Exercise — Skip the pictures. Reproduce all other material exactly.

[Data entries for graphics]

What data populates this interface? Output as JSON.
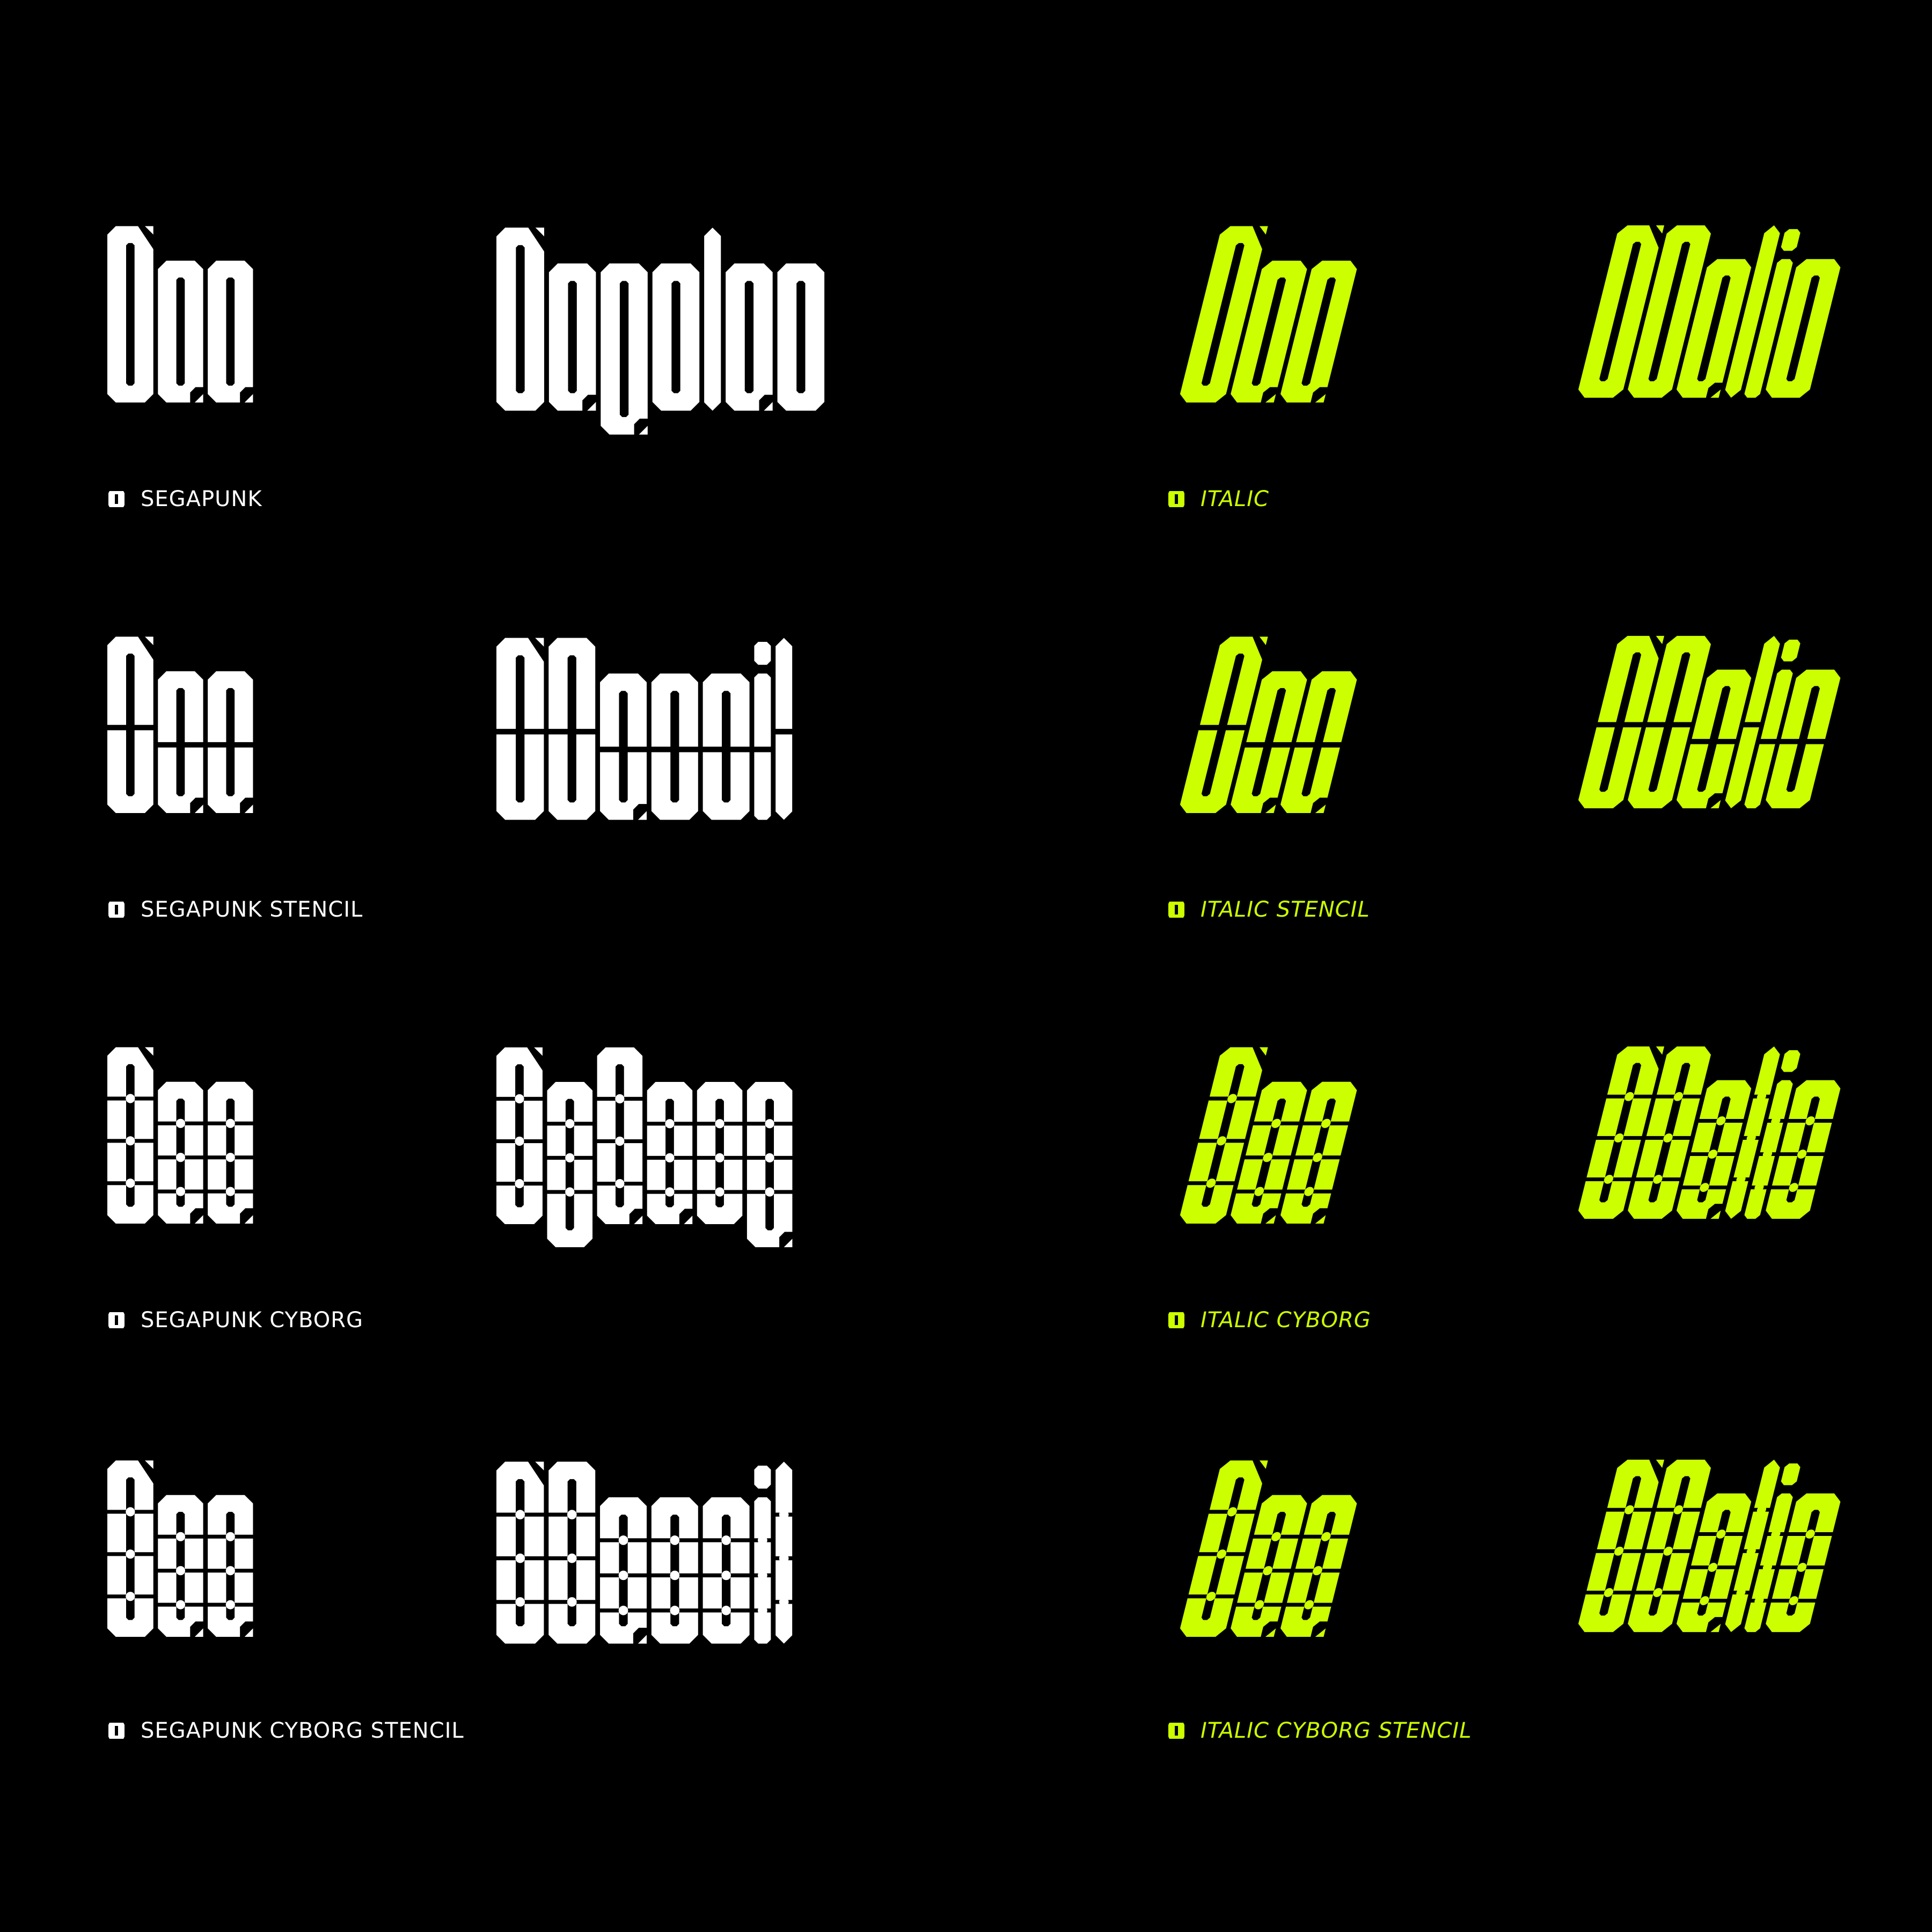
{
  "colors": {
    "background": "#000000",
    "white": "#ffffff",
    "accent": "#ccff00"
  },
  "bullet_icon": "segapunk-bullet-icon",
  "samples": [
    {
      "style_id": "regular",
      "glyphs": "Aao",
      "word": "Regular",
      "caption": "SEGAPUNK",
      "color": "white",
      "italic": false
    },
    {
      "style_id": "stencil",
      "glyphs": "Aao",
      "word": "Stencil",
      "caption": "SEGAPUNK STENCIL",
      "color": "white",
      "italic": false
    },
    {
      "style_id": "cyborg",
      "glyphs": "Aao",
      "word": "Cyborg",
      "caption": "SEGAPUNK CYBORG",
      "color": "white",
      "italic": false
    },
    {
      "style_id": "cyborg-stencil",
      "glyphs": "Aao",
      "word": "Stencil",
      "caption": "SEGAPUNK CYBORG STENCIL",
      "color": "white",
      "italic": false
    },
    {
      "style_id": "italic",
      "glyphs": "Aao",
      "word": "Italic",
      "caption": "ITALIC",
      "color": "accent",
      "italic": true
    },
    {
      "style_id": "italic-stencil",
      "glyphs": "Aao",
      "word": "Italic",
      "caption": "ITALIC STENCIL",
      "color": "accent",
      "italic": true
    },
    {
      "style_id": "italic-cyborg",
      "glyphs": "Aao",
      "word": "Italic",
      "caption": "ITALIC CYBORG",
      "color": "accent",
      "italic": true
    },
    {
      "style_id": "italic-cyborg-stencil",
      "glyphs": "Aao",
      "word": "Italic",
      "caption": "ITALIC CYBORG STENCIL",
      "color": "accent",
      "italic": true
    }
  ]
}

Solution for this problem —
What data populates this interface? Output as JSON.
{
  "colors": {
    "background": "#000000",
    "white": "#ffffff",
    "accent": "#ccff00"
  },
  "bullet_icon": "segapunk-bullet-icon",
  "samples": [
    {
      "style_id": "regular",
      "glyphs": "Aao",
      "word": "Regular",
      "caption": "SEGAPUNK",
      "color": "white",
      "italic": false
    },
    {
      "style_id": "stencil",
      "glyphs": "Aao",
      "word": "Stencil",
      "caption": "SEGAPUNK STENCIL",
      "color": "white",
      "italic": false
    },
    {
      "style_id": "cyborg",
      "glyphs": "Aao",
      "word": "Cyborg",
      "caption": "SEGAPUNK CYBORG",
      "color": "white",
      "italic": false
    },
    {
      "style_id": "cyborg-stencil",
      "glyphs": "Aao",
      "word": "Stencil",
      "caption": "SEGAPUNK CYBORG STENCIL",
      "color": "white",
      "italic": false
    },
    {
      "style_id": "italic",
      "glyphs": "Aao",
      "word": "Italic",
      "caption": "ITALIC",
      "color": "accent",
      "italic": true
    },
    {
      "style_id": "italic-stencil",
      "glyphs": "Aao",
      "word": "Italic",
      "caption": "ITALIC STENCIL",
      "color": "accent",
      "italic": true
    },
    {
      "style_id": "italic-cyborg",
      "glyphs": "Aao",
      "word": "Italic",
      "caption": "ITALIC CYBORG",
      "color": "accent",
      "italic": true
    },
    {
      "style_id": "italic-cyborg-stencil",
      "glyphs": "Aao",
      "word": "Italic",
      "caption": "ITALIC CYBORG STENCIL",
      "color": "accent",
      "italic": true
    }
  ]
}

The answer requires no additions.